- Task to carry out: List each line holding the string "stop".

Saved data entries
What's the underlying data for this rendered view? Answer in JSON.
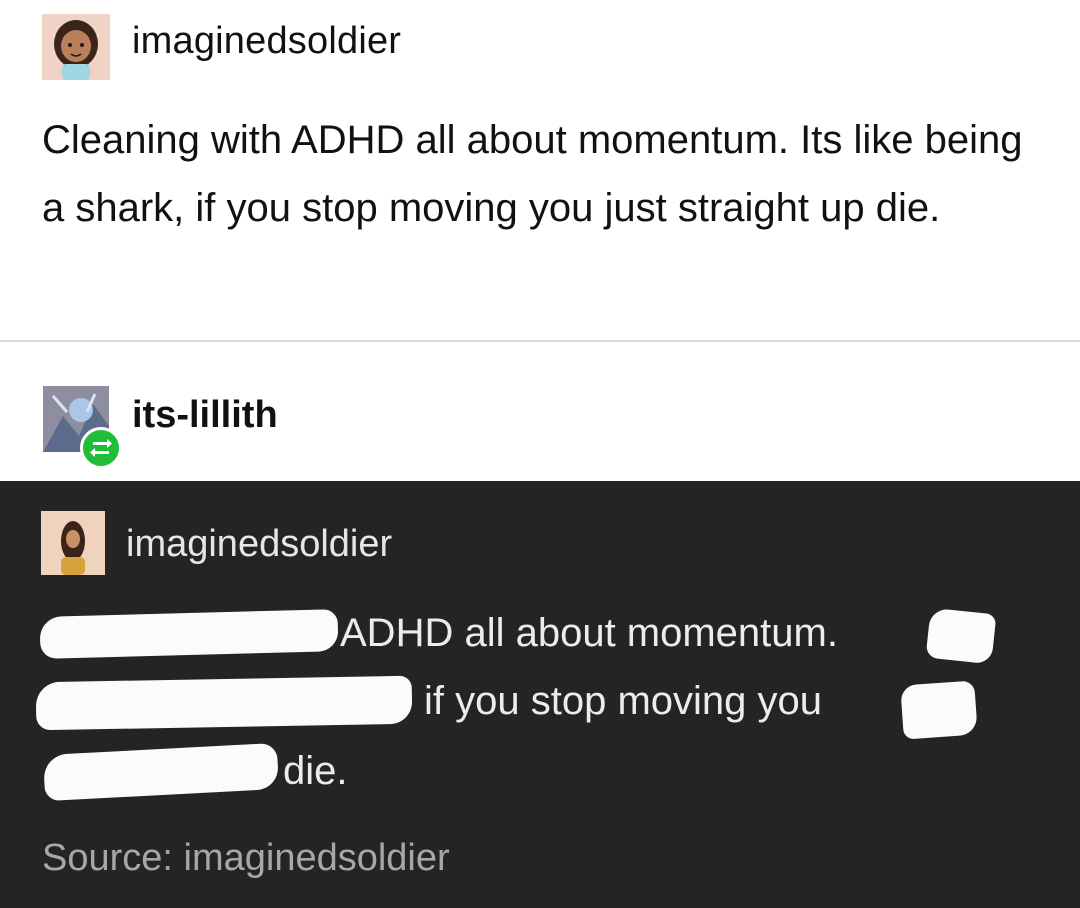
{
  "post": {
    "username": "imaginedsoldier",
    "body": "Cleaning with ADHD all about momentum. Its like being a shark, if you stop moving you just straight up die."
  },
  "reblog": {
    "username": "its-lillith",
    "badge_icon": "reblog-arrows-icon",
    "badge_color": "#1fbe37"
  },
  "embedded": {
    "username": "imaginedsoldier",
    "lines": [
      "ADHD all about momentum.",
      "if you stop moving you",
      "die."
    ],
    "source": "Source: imaginedsoldier",
    "background_color": "#242424"
  }
}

- Written answer:
    "body": "Cleaning with ADHD all about momentum. Its like being a shark, if you stop moving you just straight up die."
      "if you stop moving you",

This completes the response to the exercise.